Input material:
......

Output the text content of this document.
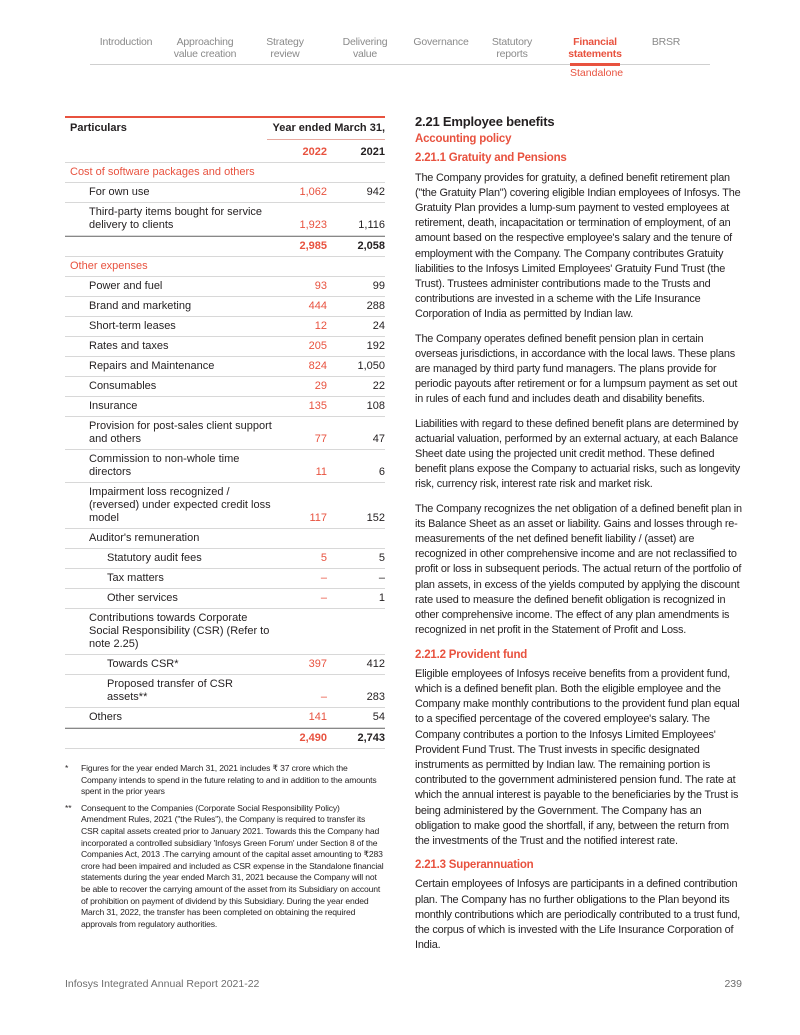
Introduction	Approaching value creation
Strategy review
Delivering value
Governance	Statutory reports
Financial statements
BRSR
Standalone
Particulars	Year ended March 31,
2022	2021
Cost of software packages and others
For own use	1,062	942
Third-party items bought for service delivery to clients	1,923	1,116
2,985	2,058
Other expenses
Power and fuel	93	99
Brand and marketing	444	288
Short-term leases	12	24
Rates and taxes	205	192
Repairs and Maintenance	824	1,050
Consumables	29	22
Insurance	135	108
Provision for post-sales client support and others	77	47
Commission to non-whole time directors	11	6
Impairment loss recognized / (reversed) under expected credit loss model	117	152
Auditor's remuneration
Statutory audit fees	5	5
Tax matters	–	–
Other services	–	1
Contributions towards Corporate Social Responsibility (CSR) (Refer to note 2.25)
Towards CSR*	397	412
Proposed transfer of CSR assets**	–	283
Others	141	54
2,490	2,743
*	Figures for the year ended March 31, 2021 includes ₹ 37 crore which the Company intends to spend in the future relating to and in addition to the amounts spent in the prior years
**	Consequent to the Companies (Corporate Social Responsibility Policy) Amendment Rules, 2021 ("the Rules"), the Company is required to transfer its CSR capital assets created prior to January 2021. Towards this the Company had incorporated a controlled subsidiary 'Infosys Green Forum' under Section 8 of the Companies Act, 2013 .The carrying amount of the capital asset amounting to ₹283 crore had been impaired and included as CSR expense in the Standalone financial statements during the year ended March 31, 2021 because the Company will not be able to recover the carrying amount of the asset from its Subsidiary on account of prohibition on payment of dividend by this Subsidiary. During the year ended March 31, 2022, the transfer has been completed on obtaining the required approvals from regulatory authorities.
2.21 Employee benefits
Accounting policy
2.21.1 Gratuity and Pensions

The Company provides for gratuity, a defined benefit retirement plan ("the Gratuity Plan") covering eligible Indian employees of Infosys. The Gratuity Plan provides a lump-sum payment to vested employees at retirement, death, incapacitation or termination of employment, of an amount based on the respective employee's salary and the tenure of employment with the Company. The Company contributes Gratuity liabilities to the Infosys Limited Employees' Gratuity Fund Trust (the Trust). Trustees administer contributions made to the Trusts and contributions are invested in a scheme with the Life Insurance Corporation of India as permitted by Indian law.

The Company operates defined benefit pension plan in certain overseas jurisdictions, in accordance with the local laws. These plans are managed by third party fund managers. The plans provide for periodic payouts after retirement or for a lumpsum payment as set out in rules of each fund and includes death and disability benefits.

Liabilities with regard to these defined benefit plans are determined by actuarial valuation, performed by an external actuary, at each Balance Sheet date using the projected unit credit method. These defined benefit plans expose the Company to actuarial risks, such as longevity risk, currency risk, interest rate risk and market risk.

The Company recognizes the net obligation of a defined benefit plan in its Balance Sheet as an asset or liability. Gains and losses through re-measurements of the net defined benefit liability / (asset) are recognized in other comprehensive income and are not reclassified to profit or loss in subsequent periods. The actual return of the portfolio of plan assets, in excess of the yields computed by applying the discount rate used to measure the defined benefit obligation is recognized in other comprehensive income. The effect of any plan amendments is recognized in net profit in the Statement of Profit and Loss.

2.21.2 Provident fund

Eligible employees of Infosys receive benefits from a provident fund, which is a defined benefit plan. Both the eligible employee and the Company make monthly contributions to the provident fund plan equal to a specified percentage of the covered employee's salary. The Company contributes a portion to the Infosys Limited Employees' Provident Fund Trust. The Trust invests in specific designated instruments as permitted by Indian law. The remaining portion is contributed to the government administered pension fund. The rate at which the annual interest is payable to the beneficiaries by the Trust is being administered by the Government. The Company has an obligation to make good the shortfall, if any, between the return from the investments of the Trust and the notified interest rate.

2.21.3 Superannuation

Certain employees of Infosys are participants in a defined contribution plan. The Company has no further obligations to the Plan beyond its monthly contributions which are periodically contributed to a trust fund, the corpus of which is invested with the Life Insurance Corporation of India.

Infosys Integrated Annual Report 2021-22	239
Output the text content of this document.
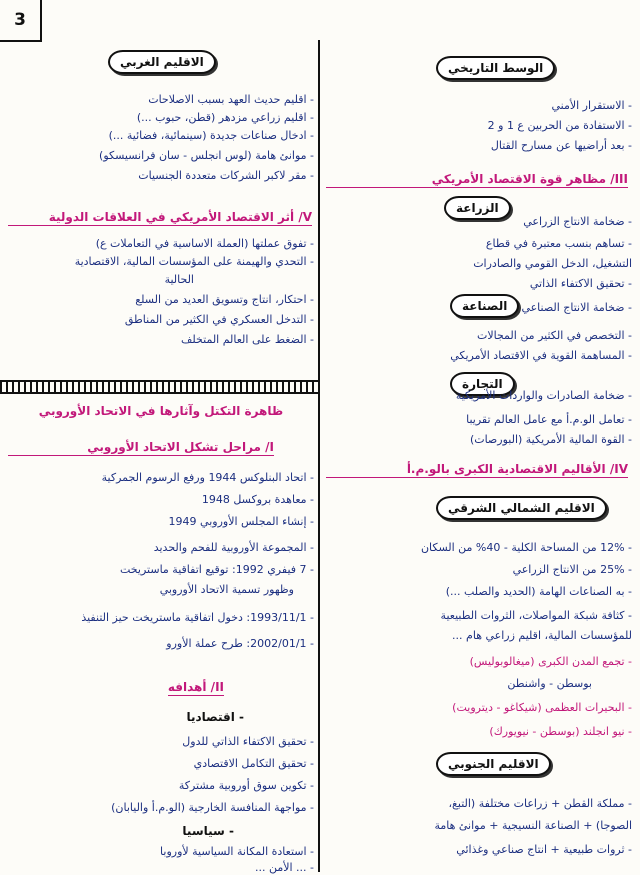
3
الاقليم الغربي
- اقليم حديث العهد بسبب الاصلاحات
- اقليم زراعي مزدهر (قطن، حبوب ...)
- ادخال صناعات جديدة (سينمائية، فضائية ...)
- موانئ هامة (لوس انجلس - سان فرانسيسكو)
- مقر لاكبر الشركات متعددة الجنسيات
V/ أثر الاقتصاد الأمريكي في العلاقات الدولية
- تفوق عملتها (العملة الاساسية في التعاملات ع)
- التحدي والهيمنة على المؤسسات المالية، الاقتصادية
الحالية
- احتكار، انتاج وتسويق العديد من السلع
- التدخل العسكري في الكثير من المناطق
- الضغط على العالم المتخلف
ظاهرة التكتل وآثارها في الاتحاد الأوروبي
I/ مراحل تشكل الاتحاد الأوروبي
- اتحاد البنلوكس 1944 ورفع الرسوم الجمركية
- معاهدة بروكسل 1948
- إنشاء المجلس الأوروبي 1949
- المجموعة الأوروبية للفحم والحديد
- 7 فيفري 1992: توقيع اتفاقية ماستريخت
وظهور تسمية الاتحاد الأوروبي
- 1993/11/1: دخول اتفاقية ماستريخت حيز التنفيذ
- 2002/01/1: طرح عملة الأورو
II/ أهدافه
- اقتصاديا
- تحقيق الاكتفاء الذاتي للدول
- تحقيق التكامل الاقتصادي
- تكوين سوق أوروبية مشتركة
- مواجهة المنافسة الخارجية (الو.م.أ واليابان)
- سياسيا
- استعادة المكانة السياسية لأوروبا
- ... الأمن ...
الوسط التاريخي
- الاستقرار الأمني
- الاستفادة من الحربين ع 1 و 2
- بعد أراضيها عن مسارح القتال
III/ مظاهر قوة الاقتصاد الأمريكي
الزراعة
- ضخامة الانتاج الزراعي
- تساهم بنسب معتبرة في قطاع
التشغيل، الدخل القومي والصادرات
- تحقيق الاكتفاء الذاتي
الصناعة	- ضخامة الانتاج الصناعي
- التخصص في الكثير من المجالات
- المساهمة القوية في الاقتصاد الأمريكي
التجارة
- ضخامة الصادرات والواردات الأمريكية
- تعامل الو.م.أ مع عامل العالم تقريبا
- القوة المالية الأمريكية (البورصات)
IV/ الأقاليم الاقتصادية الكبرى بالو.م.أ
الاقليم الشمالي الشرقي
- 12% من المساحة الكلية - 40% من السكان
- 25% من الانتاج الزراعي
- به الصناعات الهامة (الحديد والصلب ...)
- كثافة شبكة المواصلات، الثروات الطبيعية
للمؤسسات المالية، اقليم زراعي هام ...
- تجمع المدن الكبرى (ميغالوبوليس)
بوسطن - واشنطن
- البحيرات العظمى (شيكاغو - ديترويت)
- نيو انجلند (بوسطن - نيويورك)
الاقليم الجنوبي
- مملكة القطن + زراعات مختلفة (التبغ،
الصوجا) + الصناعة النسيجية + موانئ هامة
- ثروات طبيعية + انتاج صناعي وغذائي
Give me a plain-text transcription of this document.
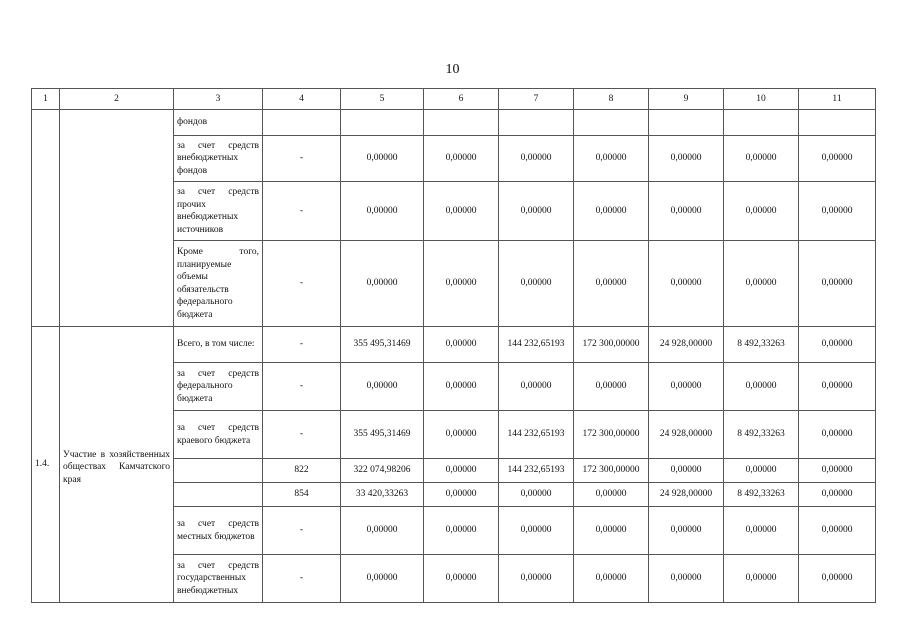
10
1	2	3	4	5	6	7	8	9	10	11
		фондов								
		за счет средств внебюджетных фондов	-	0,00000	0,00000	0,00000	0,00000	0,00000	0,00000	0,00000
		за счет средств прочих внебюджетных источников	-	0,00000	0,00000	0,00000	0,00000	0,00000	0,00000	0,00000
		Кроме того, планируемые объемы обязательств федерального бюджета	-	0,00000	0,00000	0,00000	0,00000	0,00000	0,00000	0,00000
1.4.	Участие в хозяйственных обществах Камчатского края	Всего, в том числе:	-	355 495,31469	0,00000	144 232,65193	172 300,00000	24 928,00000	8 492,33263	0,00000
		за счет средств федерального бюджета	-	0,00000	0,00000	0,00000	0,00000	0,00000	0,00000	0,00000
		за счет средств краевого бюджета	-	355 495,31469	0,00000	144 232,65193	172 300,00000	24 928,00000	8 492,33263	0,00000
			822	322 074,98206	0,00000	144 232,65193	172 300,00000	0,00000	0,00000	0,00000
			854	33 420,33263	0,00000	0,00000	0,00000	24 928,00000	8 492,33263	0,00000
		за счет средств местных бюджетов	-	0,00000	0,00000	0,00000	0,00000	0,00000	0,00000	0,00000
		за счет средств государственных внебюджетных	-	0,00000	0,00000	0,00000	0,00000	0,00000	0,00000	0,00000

......

Written request: Report the number of lines that include the string "бюджета"; return nothing but the count.

Correct output: 3